+++ INPUT RECORDS +++

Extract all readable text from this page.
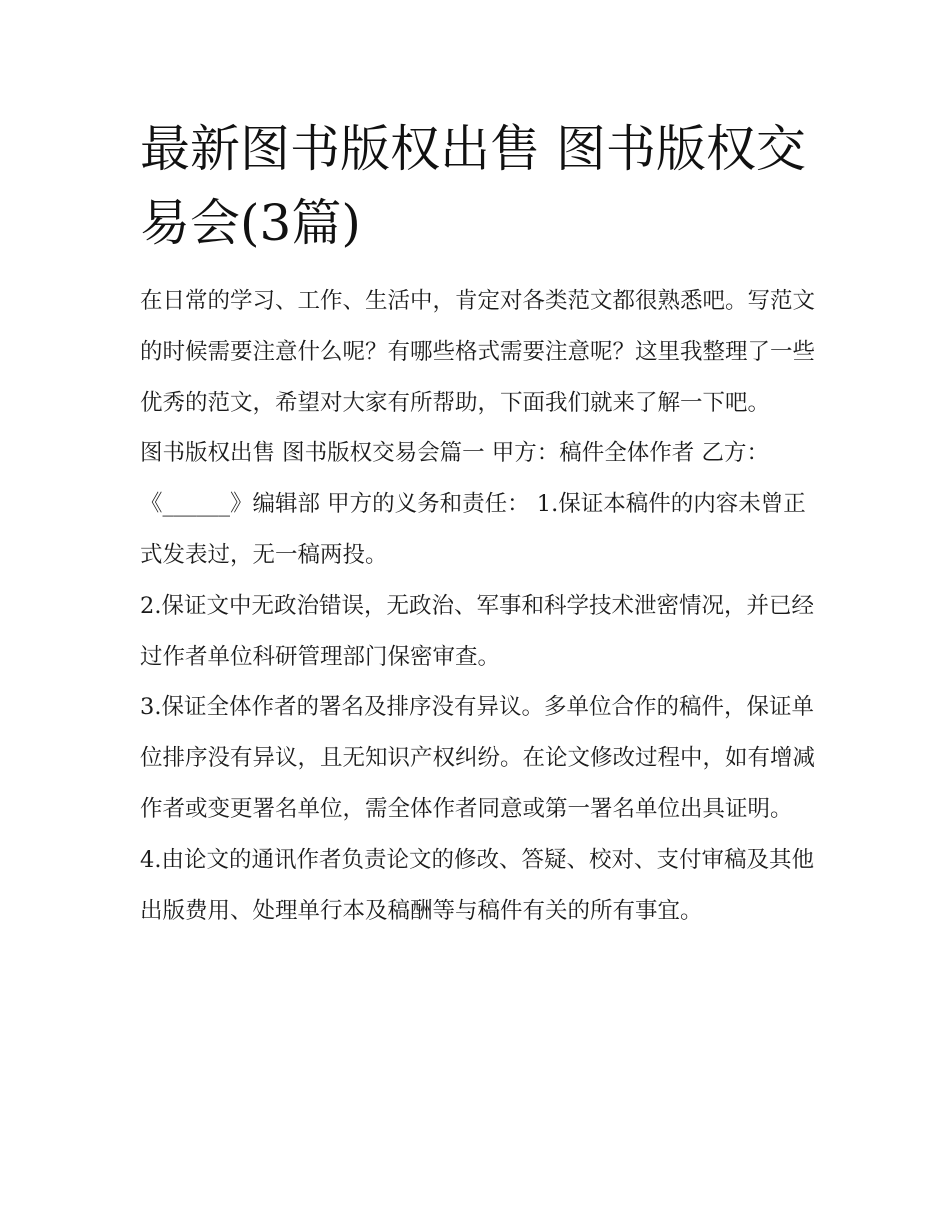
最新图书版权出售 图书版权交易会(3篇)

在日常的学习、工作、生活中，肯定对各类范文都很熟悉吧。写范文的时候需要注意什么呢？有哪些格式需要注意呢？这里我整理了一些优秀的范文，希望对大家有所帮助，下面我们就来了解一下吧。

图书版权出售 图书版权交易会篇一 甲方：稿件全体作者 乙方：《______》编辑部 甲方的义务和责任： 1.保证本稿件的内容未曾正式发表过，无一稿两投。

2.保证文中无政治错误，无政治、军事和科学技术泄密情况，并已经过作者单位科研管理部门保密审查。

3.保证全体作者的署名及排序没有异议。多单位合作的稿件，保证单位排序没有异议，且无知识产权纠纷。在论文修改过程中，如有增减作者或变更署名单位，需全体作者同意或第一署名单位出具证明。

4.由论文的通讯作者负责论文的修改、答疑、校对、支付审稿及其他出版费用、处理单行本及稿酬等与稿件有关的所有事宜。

+++

GOAL OF THE EXERCISE: Print out every entry above without changing a word, and leave out the pictures.

EXERCISE ANSWER:
Extract all readable text from this page.
最新图书版权出售 图书版权交易会(3篇)

在日常的学习、工作、生活中，肯定对各类范文都很熟悉吧。写范文的时候需要注意什么呢？有哪些格式需要注意呢？这里我整理了一些优秀的范文，希望对大家有所帮助，下面我们就来了解一下吧。

图书版权出售 图书版权交易会篇一 甲方：稿件全体作者 乙方：《______》编辑部 甲方的义务和责任： 1.保证本稿件的内容未曾正式发表过，无一稿两投。

2.保证文中无政治错误，无政治、军事和科学技术泄密情况，并已经过作者单位科研管理部门保密审查。

3.保证全体作者的署名及排序没有异议。多单位合作的稿件，保证单位排序没有异议，且无知识产权纠纷。在论文修改过程中，如有增减作者或变更署名单位，需全体作者同意或第一署名单位出具证明。

4.由论文的通讯作者负责论文的修改、答疑、校对、支付审稿及其他出版费用、处理单行本及稿酬等与稿件有关的所有事宜。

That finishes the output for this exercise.